OBJECTIF FIXÉ 1
Traduisez en anglais la phrase suivante du témoignage sur l'Afghanistan : « Avec le recul, je me demande ce que le manque de confiance des militaires envers les Afghans a réellement permis de réaliser. »
OBJECTIF FIXÉ 2
Répondez brièvement à ces questions sur le témoignage sur l'Afghanistan.
(a) Que désigne le sigle PRT ?
(b) À partir de quelle année la personne qui écrit a-t-elle travaillé pour des ONG ?
(c) Quel geste a remplacé la poignée de main pour saluer ?
OBJECTIF FIXÉ 3
Poursuivez le témoignage sur l'Afghanistan après sa dernière phrase.

TEXTE À LIRE
# # # # #

Ce principe fut appliqué en Afghanistan avec la création des PRT, ou équipes de reconstruction provinciales, installées derrière d'énormes murs à l'épreuve des bombes, avec des fils barbelés et des caméras de surveillance, le plus souvent loin des centres de population, avec des règles strictes concernant l'entrée et surtout la sortie de l'enceinte.
Avec le recul, je me demande ce que le manque de confiance des militaires envers les Afghans a réellement permis de réaliser.

Pourtant, l’objectif de cette intervention était de créer les conditions nécessaires à l'épanouissement de la paix. Je dirais qu'ils ne se sont jamais éloignés de la présence fortement militarisée et dominatrice qu'ils avaient initialement créée.

J’ai été observatrice du processus en travaillant pour un certain nombre d'ONG nationales et internationales pendant plusieurs années à partir de 2008.
Au cours de cette expérience ce qui m'a le plus marqué, c'est l’hypothèse (partagée par la communauté internationale) selon laquelle le peuple afghan créerait par magie un pays pacifique alors que tous les leviers du pouvoir et des finances étaient contrôlés de l'extérieur. 

J'ai apprécié le temps que j'ai passé en Afghanistan, à sillonner Kaboul de réunion en réunion, de ministère en ambassade, et occasionnellement dans les bureaux de petites ONG. J'ai aimé observer les interactions de ces buveurs de thé doux, accueillants et généreux. Je me souviens des soirées passées en haute montagne enroulée dans une couverture à contempler le ciel le plus étoilé que je n’avais jamais vu. Je ne peux oublier les fois, trop nombreuses pour être comptées, où mes collègues afghans, médecins, chauffeurs, enseignants, ingénieurs, fonctionnaires et gardiens de nuit, se sont mis en danger pour que je sois en sécurité. Au lieu d'une poignée de main, ma main a appris à aller directement vers mon cœur en guise de salutation.

# # # # #

ENREGISTREMENTS EXTRAITS
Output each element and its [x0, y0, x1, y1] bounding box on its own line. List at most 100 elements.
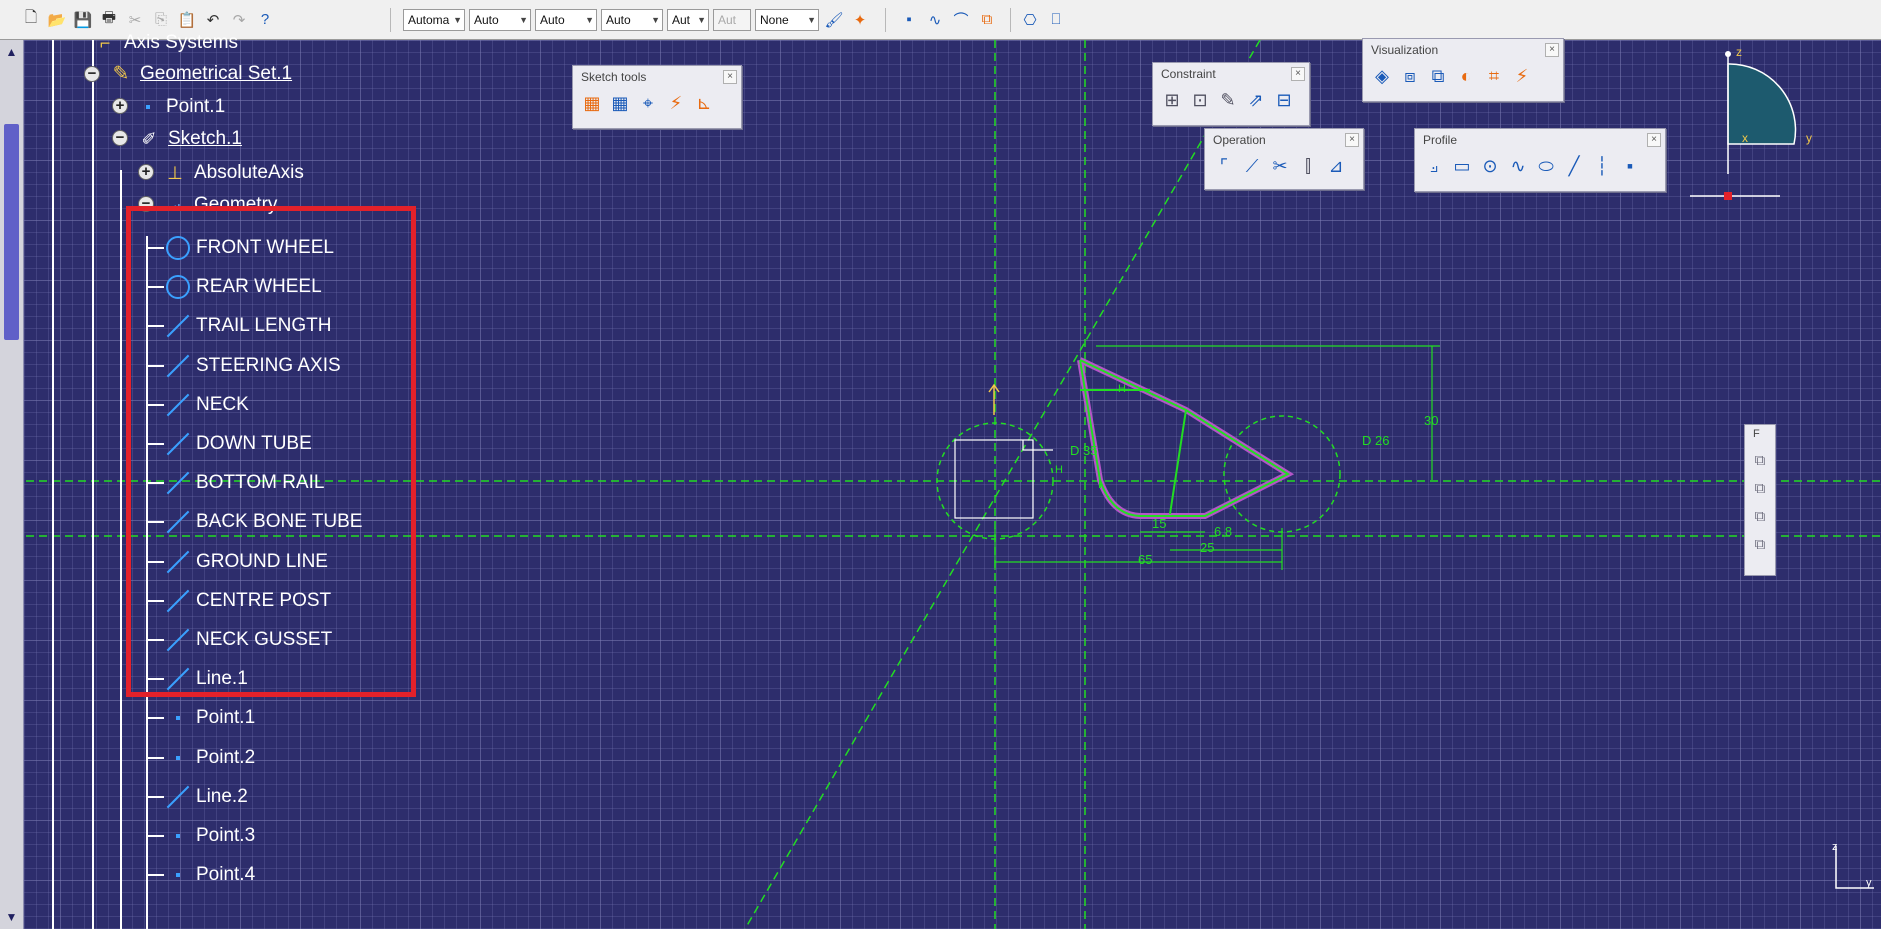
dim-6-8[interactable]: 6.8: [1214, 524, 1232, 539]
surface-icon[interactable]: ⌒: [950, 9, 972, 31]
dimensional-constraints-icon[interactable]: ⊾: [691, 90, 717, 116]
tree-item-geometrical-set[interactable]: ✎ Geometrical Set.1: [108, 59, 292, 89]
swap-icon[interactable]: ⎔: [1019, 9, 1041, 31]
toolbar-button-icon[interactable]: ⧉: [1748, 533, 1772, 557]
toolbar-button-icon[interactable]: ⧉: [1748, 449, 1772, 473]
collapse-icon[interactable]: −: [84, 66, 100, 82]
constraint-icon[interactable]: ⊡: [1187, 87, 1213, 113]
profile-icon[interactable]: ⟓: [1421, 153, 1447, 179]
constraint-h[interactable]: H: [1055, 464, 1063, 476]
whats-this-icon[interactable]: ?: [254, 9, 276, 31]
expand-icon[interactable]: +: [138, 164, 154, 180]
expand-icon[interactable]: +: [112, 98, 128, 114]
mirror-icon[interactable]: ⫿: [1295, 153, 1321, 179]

# # # # #

CORRIGÉ 1
In hindsight, I wonder what the military's lack of trust toward the Afghans actually made it possible to achieve.

CORRIGÉ 2
(a) Les équipes de reconstruction provinciales.
(b) À partir de 2008.
(c) La main va directement vers le cœur.

CORRIGÉ 3
Bien sûr, je reconnais que ce n'était pas le tableau complet d'un pays encore en guerre : nous ne sortions pas de notre maison d'hôtes hautement sécurisée le matin sans avoir vérifié l'évaluation de la sécurité du jour auprès d'au moins trois sources; nous ne nous rendions pas dans certains quartiers de la ville s'il y avait une alerte pour un ministère ou une ambassade en particulier; nous attendions pour nous aventurer à l'extérieur de Kaboul d'avoir reçu le feu vert de toutes nos sources; nous voyagions dans un minivan qui n'avait pas été contrôlé. Nous nous sommes habillés discrètement avec des vêtements locaux typiques et nous avons laissé le personnel afghan nous guider. La tension était constante oscillant entre fraternité, confiance et méfiance. Depuis notre maison d'hôtes, nous pouvions regarder de l'autre côté de la rivière le char russe rouillé, vestige d'une décennie de guerre antérieure, et nous rappeler que nous, étrangers, ne connaissions pas tout le contexte de la situation que nous pensions gérer.

De manière déconcertante, à chaque rencontre avec les membres d'une force militaire ou d'une autre, nous avons été forcés de nous rendre compte qu'ils avaient à peine fait un seul pas sur le chemin de la confiance. Ces membres nous regardaient avec un certain mépris et nous disaient parfois que nous n'étions que des bienfaiteurs naïfs et trop confiants. Comment pouvions-nous comprendre la situation réelle ? Nous nous faisions avoir alors qu'ils savaient ce qui se passait réellement.

Si une partie des vastes sommes de l'aide financière américaine été attribuée aux Afghan·es (disposant de salaires modestes) travaillant pour des ONG étrangères ou l'ONU, c’était positif, mais ce n’était pas la réalité. L'obtention de frais généraux importants était le prix à gagner pour les ONG à chaque niveau de la pyramide de l'aide. En commençant par exemple, par la très lucrative industrie de l'aide au développement située à Washington DC, et en passant par les différentes tailles, capacités des différentes ONG en jeu. Il arrivait qu’il ne reste que peu ou pas de moyens pour des actions réelles avec le peuple afghan.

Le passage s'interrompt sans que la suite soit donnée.